● Direction
Every entry must be echoed exactly.

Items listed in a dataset
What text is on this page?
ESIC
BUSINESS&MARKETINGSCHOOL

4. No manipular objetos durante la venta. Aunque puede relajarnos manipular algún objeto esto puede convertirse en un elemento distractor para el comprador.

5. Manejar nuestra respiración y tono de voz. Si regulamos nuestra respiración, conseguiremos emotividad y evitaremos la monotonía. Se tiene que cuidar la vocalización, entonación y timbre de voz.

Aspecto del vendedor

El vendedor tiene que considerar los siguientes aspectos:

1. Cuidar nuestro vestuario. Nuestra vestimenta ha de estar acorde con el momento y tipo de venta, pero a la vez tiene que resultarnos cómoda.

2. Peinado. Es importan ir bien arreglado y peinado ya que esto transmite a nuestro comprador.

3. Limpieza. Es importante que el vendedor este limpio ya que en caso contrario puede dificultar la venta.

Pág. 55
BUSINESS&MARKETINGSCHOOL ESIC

● Response for this exercise
What text is on this page?
ESIC
BUSINESS&MARKETINGSCHOOL

4. No manipular objetos durante la venta. Aunque puede relajarnos manipular algún objeto esto puede convertirse en un elemento distractor para el comprador.

5. Manejar nuestra respiración y tono de voz. Si regulamos nuestra respiración, conseguiremos emotividad y evitaremos la monotonía. Se tiene que cuidar la vocalización, entonación y timbre de voz.

Aspecto del vendedor

El vendedor tiene que considerar los siguientes aspectos:

1. Cuidar nuestro vestuario. Nuestra vestimenta ha de estar acorde con el momento y tipo de venta, pero a la vez tiene que resultarnos cómoda.

2. Peinado. Es importan ir bien arreglado y peinado ya que esto transmite a nuestro comprador.

3. Limpieza. Es importante que el vendedor este limpio ya que en caso contrario puede dificultar la venta.

Pág. 55
BUSINESS&MARKETINGSCHOOL ESIC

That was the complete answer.